Given exercise - Pictures aside, quote the whole listing exactly.

Information supplied -
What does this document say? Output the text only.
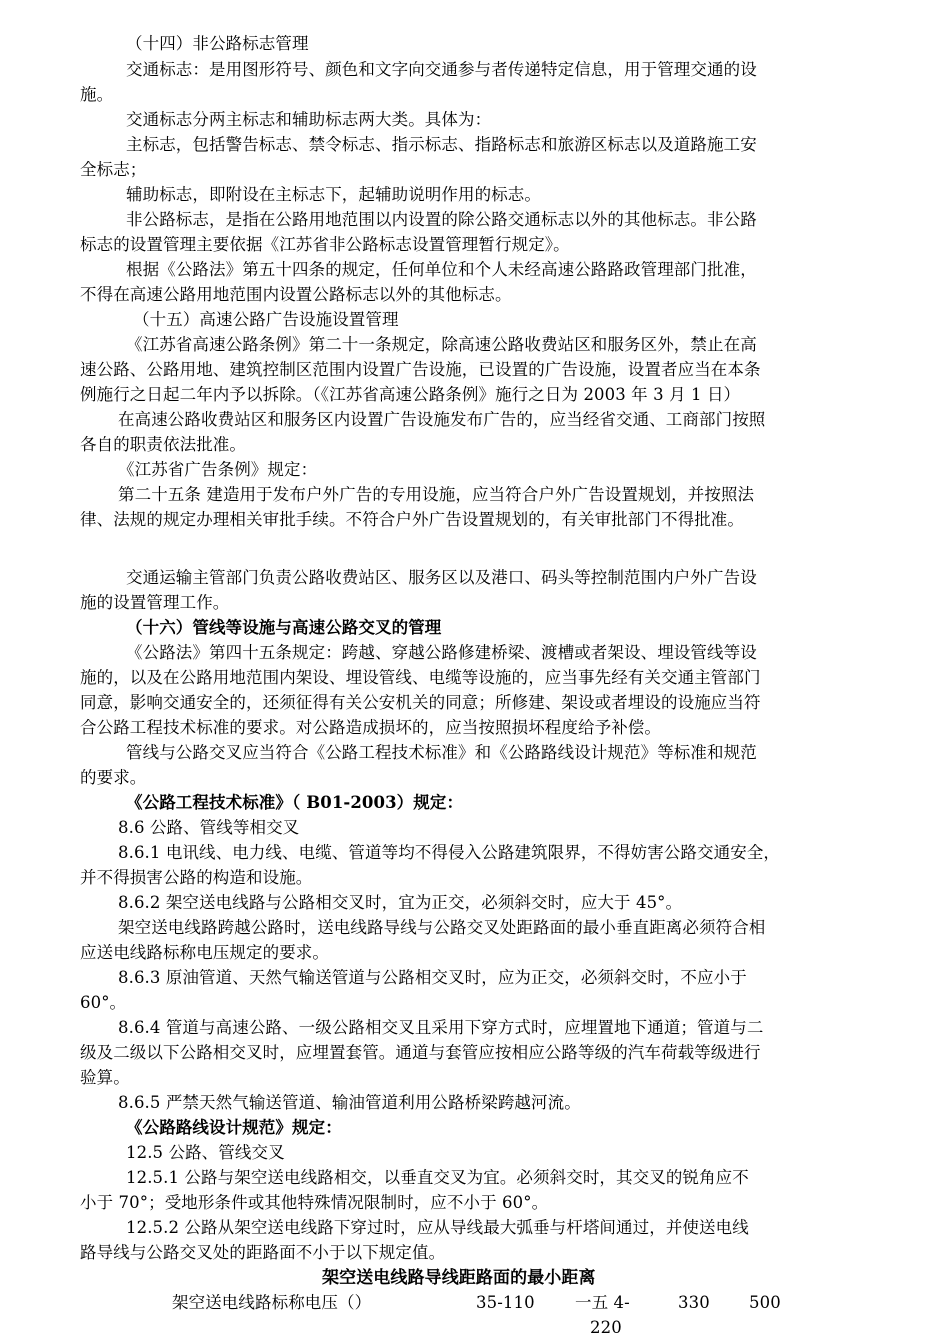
（十四）非公路标志管理

交通标志：是用图形符号、颜色和文字向交通参与者传递特定信息，用于管理交通的设

施。

交通标志分两主标志和辅助标志两大类。具体为：

主标志，包括警告标志、禁令标志、指示标志、指路标志和旅游区标志以及道路施工安

全标志；

辅助标志，即附设在主标志下，起辅助说明作用的标志。

非公路标志，是指在公路用地范围以内设置的除公路交通标志以外的其他标志。非公路

标志的设置管理主要依据《江苏省非公路标志设置管理暂行规定》。

根据《公路法》第五十四条的规定，任何单位和个人未经高速公路路政管理部门批准，

不得在高速公路用地范围内设置公路标志以外的其他标志。

（十五）高速公路广告设施设置管理

《江苏省高速公路条例》第二十一条规定，除高速公路收费站区和服务区外，禁止在高

速公路、公路用地、建筑控制区范围内设置广告设施，已设置的广告设施，设置者应当在本条

例施行之日起二年内予以拆除。（《江苏省高速公路条例》施行之日为 2003 年 3 月 1 日）

在高速公路收费站区和服务区内设置广告设施发布广告的，应当经省交通、工商部门按照

各自的职责依法批准。

《江苏省广告条例》规定：

第二十五条 建造用于发布户外广告的专用设施，应当符合户外广告设置规划，并按照法

律、法规的规定办理相关审批手续。不符合户外广告设置规划的，有关审批部门不得批准。

交通运输主管部门负责公路收费站区、服务区以及港口、码头等控制范围内户外广告设

施的设置管理工作。

（十六）管线等设施与高速公路交叉的管理

《公路法》第四十五条规定：跨越、穿越公路修建桥梁、渡槽或者架设、埋设管线等设

施的，以及在公路用地范围内架设、埋设管线、电缆等设施的，应当事先经有关交通主管部门

同意，影响交通安全的，还须征得有关公安机关的同意；所修建、架设或者埋设的设施应当符

合公路工程技术标准的要求。对公路造成损坏的，应当按照损坏程度给予补偿。

管线与公路交叉应当符合《公路工程技术标准》和《公路路线设计规范》等标准和规范

的要求。

《公路工程技术标准》（ B01-2003）规定：

8.6 公路、管线等相交叉

8.6.1 电讯线、电力线、电缆、管道等均不得侵入公路建筑限界，不得妨害公路交通安全，

并不得损害公路的构造和设施。

8.6.2 架空送电线路与公路相交叉时，宜为正交，必须斜交时，应大于 45°。

架空送电线路跨越公路时，送电线路导线与公路交叉处距路面的最小垂直距离必须符合相

应送电线路标称电压规定的要求。

8.6.3 原油管道、天然气输送管道与公路相交叉时，应为正交，必须斜交时，不应小于

60°。

8.6.4 管道与高速公路、一级公路相交叉且采用下穿方式时，应埋置地下通道；管道与二

级及二级以下公路相交叉时，应埋置套管。通道与套管应按相应公路等级的汽车荷载等级进行

验算。

8.6.5 严禁天然气输送管道、输油管道利用公路桥梁跨越河流。

《公路路线设计规范》规定：

12.5 公路、管线交叉

12.5.1 公路与架空送电线路相交，以垂直交叉为宜。必须斜交时，其交叉的锐角应不

小于 70°；受地形条件或其他特殊情况限制时，应不小于 60°。

12.5.2 公路从架空送电线路下穿过时，应从导线最大弧垂与杆塔间通过，并使送电线

路导线与公路交叉处的距路面不小于以下规定值。

架空送电线路导线距路面的最小距离

架空送电线路标称电压（）	35-110 一五 4-	330 500

220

The reply -
What does this document say? Output the text only.
（十四）非公路标志管理

交通标志：是用图形符号、颜色和文字向交通参与者传递特定信息，用于管理交通的设

施。

交通标志分两主标志和辅助标志两大类。具体为：

主标志，包括警告标志、禁令标志、指示标志、指路标志和旅游区标志以及道路施工安

全标志；

辅助标志，即附设在主标志下，起辅助说明作用的标志。

非公路标志，是指在公路用地范围以内设置的除公路交通标志以外的其他标志。非公路

标志的设置管理主要依据《江苏省非公路标志设置管理暂行规定》。

根据《公路法》第五十四条的规定，任何单位和个人未经高速公路路政管理部门批准，

不得在高速公路用地范围内设置公路标志以外的其他标志。

（十五）高速公路广告设施设置管理

《江苏省高速公路条例》第二十一条规定，除高速公路收费站区和服务区外，禁止在高

速公路、公路用地、建筑控制区范围内设置广告设施，已设置的广告设施，设置者应当在本条

例施行之日起二年内予以拆除。（《江苏省高速公路条例》施行之日为 2003 年 3 月 1 日）

在高速公路收费站区和服务区内设置广告设施发布广告的，应当经省交通、工商部门按照

各自的职责依法批准。

《江苏省广告条例》规定：

第二十五条 建造用于发布户外广告的专用设施，应当符合户外广告设置规划，并按照法

律、法规的规定办理相关审批手续。不符合户外广告设置规划的，有关审批部门不得批准。

交通运输主管部门负责公路收费站区、服务区以及港口、码头等控制范围内户外广告设

施的设置管理工作。

（十六）管线等设施与高速公路交叉的管理

《公路法》第四十五条规定：跨越、穿越公路修建桥梁、渡槽或者架设、埋设管线等设

施的，以及在公路用地范围内架设、埋设管线、电缆等设施的，应当事先经有关交通主管部门

同意，影响交通安全的，还须征得有关公安机关的同意；所修建、架设或者埋设的设施应当符

合公路工程技术标准的要求。对公路造成损坏的，应当按照损坏程度给予补偿。

管线与公路交叉应当符合《公路工程技术标准》和《公路路线设计规范》等标准和规范

的要求。

《公路工程技术标准》（ B01-2003）规定：

8.6 公路、管线等相交叉

8.6.1 电讯线、电力线、电缆、管道等均不得侵入公路建筑限界，不得妨害公路交通安全，

并不得损害公路的构造和设施。

8.6.2 架空送电线路与公路相交叉时，宜为正交，必须斜交时，应大于 45°。

架空送电线路跨越公路时，送电线路导线与公路交叉处距路面的最小垂直距离必须符合相

应送电线路标称电压规定的要求。

8.6.3 原油管道、天然气输送管道与公路相交叉时，应为正交，必须斜交时，不应小于

60°。

8.6.4 管道与高速公路、一级公路相交叉且采用下穿方式时，应埋置地下通道；管道与二

级及二级以下公路相交叉时，应埋置套管。通道与套管应按相应公路等级的汽车荷载等级进行

验算。

8.6.5 严禁天然气输送管道、输油管道利用公路桥梁跨越河流。

《公路路线设计规范》规定：

12.5 公路、管线交叉

12.5.1 公路与架空送电线路相交，以垂直交叉为宜。必须斜交时，其交叉的锐角应不

小于 70°；受地形条件或其他特殊情况限制时，应不小于 60°。

12.5.2 公路从架空送电线路下穿过时，应从导线最大弧垂与杆塔间通过，并使送电线

路导线与公路交叉处的距路面不小于以下规定值。

架空送电线路导线距路面的最小距离

架空送电线路标称电压（）	35-110 一五 4-	330 500

220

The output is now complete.